WHAT YOU WILL DO >> From the records below, copy every line that contains the word "那么他们所对的圆心角相等".

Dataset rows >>
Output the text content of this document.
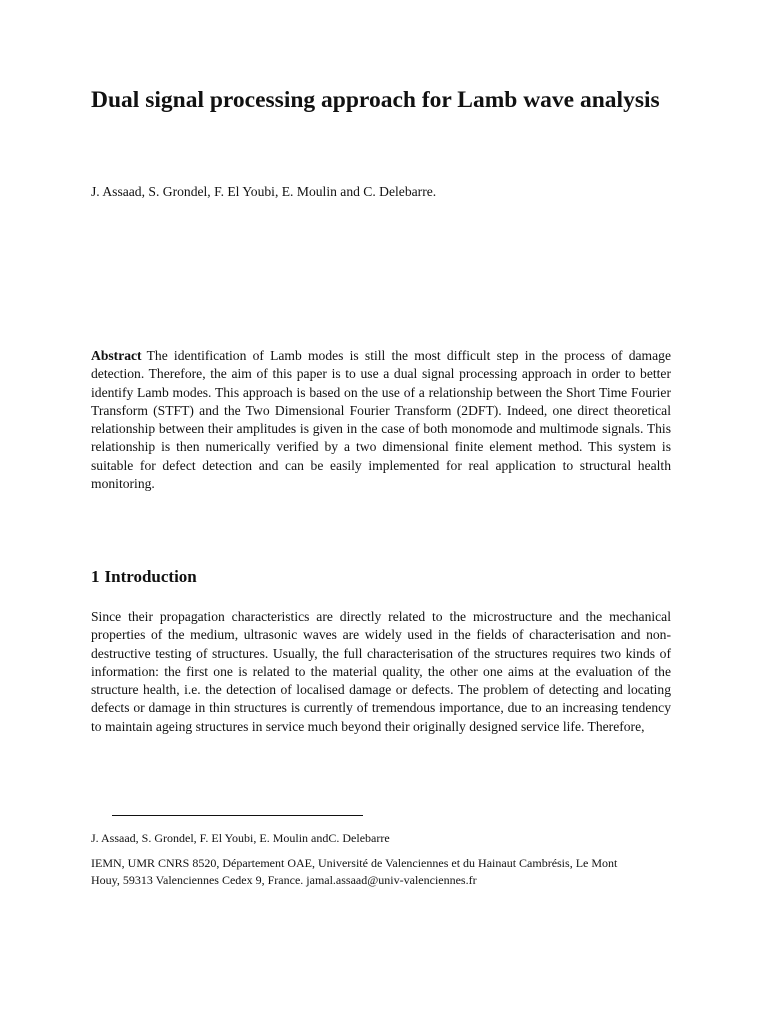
Dual signal processing approach for Lamb wave analysis

J. Assaad, S. Grondel, F. El Youbi, E. Moulin and C. Delebarre.

Abstract The identification of Lamb modes is still the most difficult step in the process of damage detection. Therefore, the aim of this paper is to use a dual signal processing approach in order to better identify Lamb modes. This approach is based on the use of a relationship between the Short Time Fourier Transform (STFT) and the Two Dimensional Fourier Transform (2DFT). Indeed, one direct theoretical relationship between their amplitudes is given in the case of both monomode and multimode signals. This relationship is then numerically verified by a two dimensional finite element method. This system is suitable for defect detection and can be easily implemented for real application to structural health monitoring.

1 Introduction

Since their propagation characteristics are directly related to the microstructure and the mechanical properties of the medium, ultrasonic waves are widely used in the fields of characterisation and non-destructive testing of structures. Usually, the full characterisation of the structures requires two kinds of information: the first one is related to the material quality, the other one aims at the evaluation of the structure health, i.e. the detection of localised damage or defects. The problem of detecting and locating defects or damage in thin structures is currently of tremendous importance, due to an increasing tendency to maintain ageing structures in service much beyond their originally designed service life. Therefore,

J. Assaad, S. Grondel, F. El Youbi, E. Moulin andC. Delebarre

IEMN, UMR CNRS 8520, Département OAE, Université de Valenciennes et du Hainaut Cambrésis, Le Mont Houy, 59313 Valenciennes Cedex 9, France. jamal.assaad@univ-valenciennes.fr
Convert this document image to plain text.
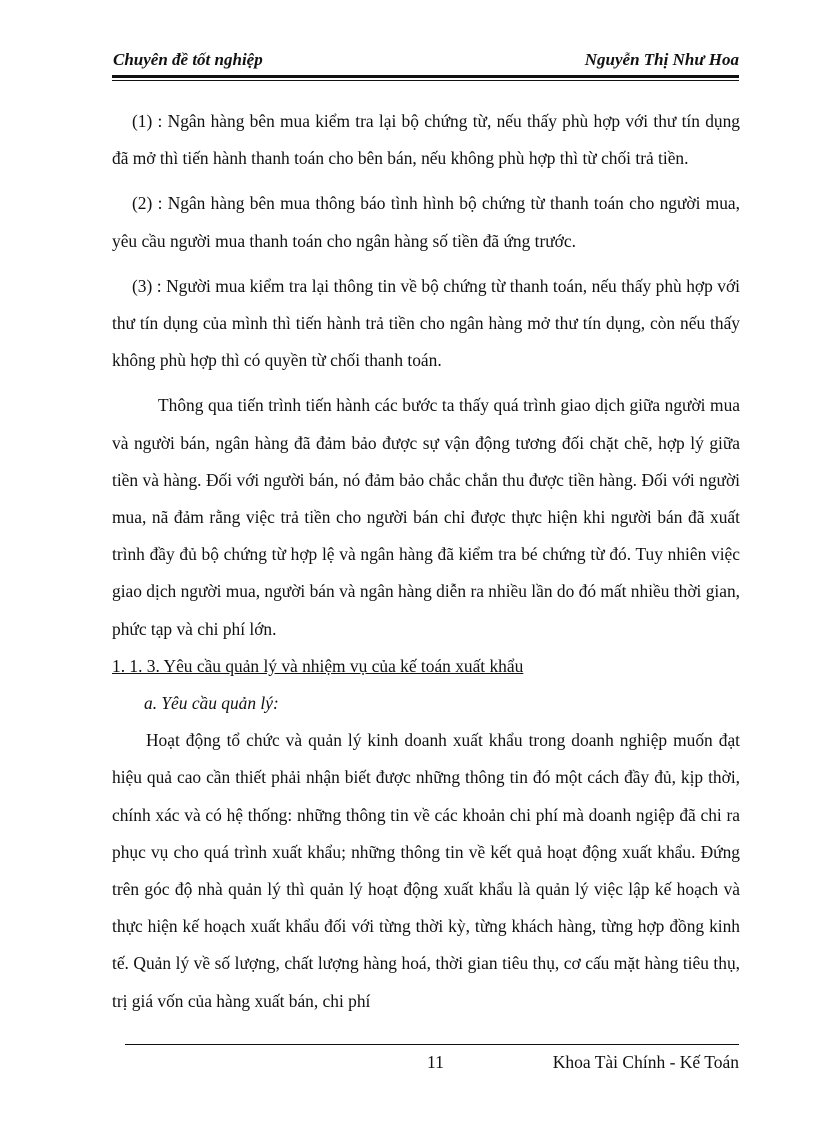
Chuyên đề tốt nghiệp	Nguyễn Thị Như Hoa

(1) : Ngân hàng bên mua kiểm tra lại bộ chứng từ, nếu thấy phù hợp với thư tín dụng đã mở thì tiến hành thanh toán cho bên bán, nếu không phù hợp thì từ chối trả tiền.

(2) : Ngân hàng bên mua thông báo tình hình bộ chứng từ thanh toán cho người mua, yêu cầu người mua thanh toán cho ngân hàng số tiền đã ứng trước.

(3) : Người mua kiểm tra lại thông tin về bộ chứng từ thanh toán, nếu thấy phù hợp với thư tín dụng của mình thì tiến hành trả tiền cho ngân hàng mở thư tín dụng, còn nếu thấy không phù hợp thì có quyền từ chối thanh toán.

Thông qua tiến trình tiến hành các bước ta thấy quá trình giao dịch giữa người mua và người bán, ngân hàng đã đảm bảo được sự vận động tương đối chặt chẽ, hợp lý giữa tiền và hàng. Đối với người bán, nó đảm bảo chắc chắn thu được tiền hàng. Đối với người mua, nã đảm rằng việc trả tiền cho người bán chỉ được thực hiện khi người bán đã xuất trình đầy đủ bộ chứng từ hợp lệ và ngân hàng đã kiểm tra bé chứng từ đó. Tuy nhiên việc giao dịch người mua, người bán và ngân hàng diễn ra nhiều lần do đó mất nhiều thời gian, phức tạp và chi phí lớn.

1. 1. 3. Yêu cầu quản lý và nhiệm vụ của kế toán xuất khẩu

a. Yêu cầu quản lý:

Hoạt động tổ chức và quản lý kinh doanh xuất khẩu trong doanh nghiệp muốn đạt hiệu quả cao cần thiết phải nhận biết được những thông tin đó một cách đầy đủ, kịp thời, chính xác và có hệ thống: những thông tin về các khoản chi phí mà doanh ngiệp đã chi ra phục vụ cho quá trình xuất khẩu; những thông tin về kết quả hoạt động xuất khẩu. Đứng trên góc độ nhà quản lý thì quản lý hoạt động xuất khẩu là quản lý việc lập kế hoạch và thực hiện kế hoạch xuất khẩu đối với từng thời kỳ, từng khách hàng, từng hợp đồng kinh tế. Quản lý về số lượng, chất lượng hàng hoá, thời gian tiêu thụ, cơ cấu mặt hàng tiêu thụ, trị giá vốn của hàng xuất bán, chi phí

11	Khoa Tài Chính - Kế Toán
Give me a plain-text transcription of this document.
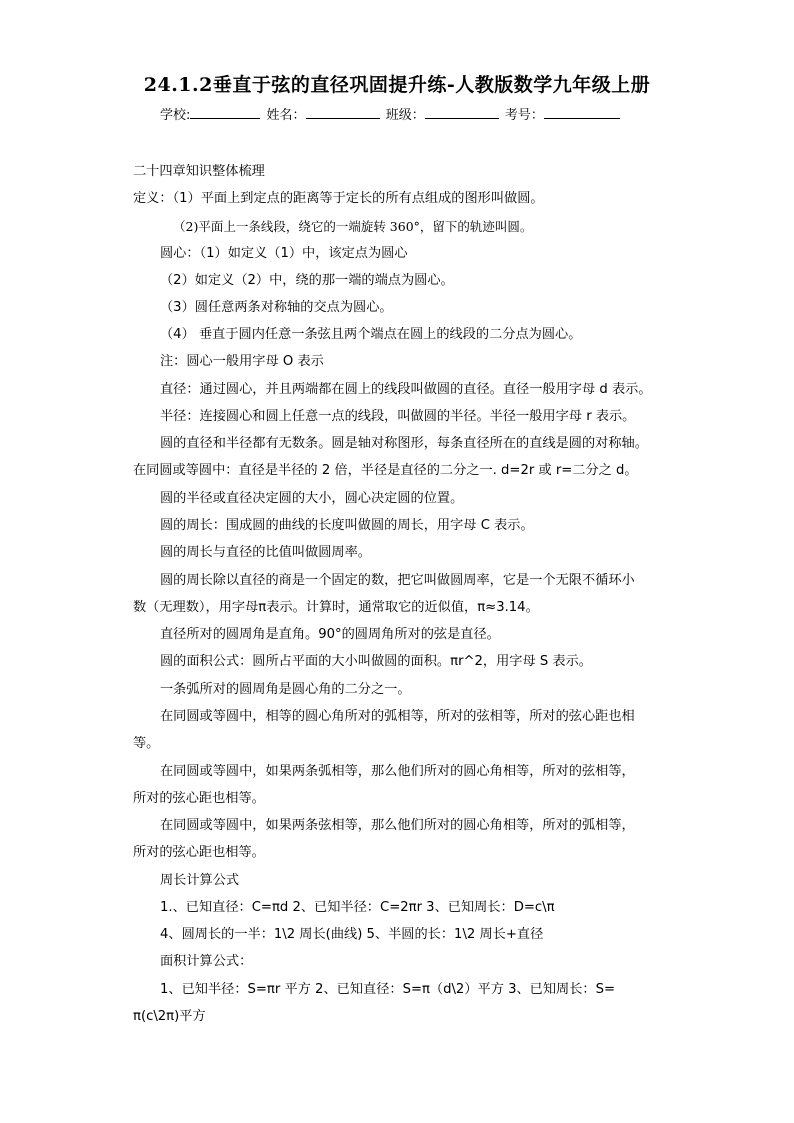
24.1.2垂直于弦的直径巩固提升练-人教版数学九年级上册
学校:	姓名：	班级：	考号：
二十四章知识整体梳理
定义：（1）平面上到定点的距离等于定长的所有点组成的图形叫做圆。
（2)平面上一条线段，绕它的一端旋转 360°，留下的轨迹叫圆。
圆心：（1）如定义（1）中，该定点为圆心
（2）如定义（2）中，绕的那一端的端点为圆心。
（3）圆任意两条对称轴的交点为圆心。
（4） 垂直于圆内任意一条弦且两个端点在圆上的线段的二分点为圆心。
注：圆心一般用字母 O 表示
直径：通过圆心，并且两端都在圆上的线段叫做圆的直径。直径一般用字母 d 表示。
半径：连接圆心和圆上任意一点的线段，叫做圆的半径。半径一般用字母 r 表示。
圆的直径和半径都有无数条。圆是轴对称图形，每条直径所在的直线是圆的对称轴。
在同圆或等圆中：直径是半径的 2 倍，半径是直径的二分之一. d=2r 或 r=二分之 d。
圆的半径或直径决定圆的大小，圆心决定圆的位置。
圆的周长：围成圆的曲线的长度叫做圆的周长，用字母 C 表示。
圆的周长与直径的比值叫做圆周率。
圆的周长除以直径的商是一个固定的数，把它叫做圆周率，它是一个无限不循环小
数（无理数），用字母π表示。计算时，通常取它的近似值，π≈3.14。
直径所对的圆周角是直角。90°的圆周角所对的弦是直径。
圆的面积公式：圆所占平面的大小叫做圆的面积。πr^2，用字母 S 表示。
一条弧所对的圆周角是圆心角的二分之一。
在同圆或等圆中，相等的圆心角所对的弧相等，所对的弦相等，所对的弦心距也相
等。
在同圆或等圆中，如果两条弧相等，那么他们所对的圆心角相等，所对的弦相等，
所对的弦心距也相等。
在同圆或等圆中，如果两条弦相等，那么他们所对的圆心角相等，所对的弧相等，
所对的弦心距也相等。
周长计算公式
1.、已知直径：C=πd 2、已知半径：C=2πr 3、已知周长：D=c\π
4、圆周长的一半：1\2 周长(曲线) 5、半圆的长：1\2 周长+直径
面积计算公式：
1、已知半径：S=πr 平方 2、已知直径：S=π（d\2）平方 3、已知周长：S=
π(c\2π)平方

ANSWER IN FULL >>
在同圆或等圆中，如果两条弧相等，那么他们所对的圆心角相等，所对的弦相等，
在同圆或等圆中，如果两条弦相等，那么他们所对的圆心角相等，所对的弧相等，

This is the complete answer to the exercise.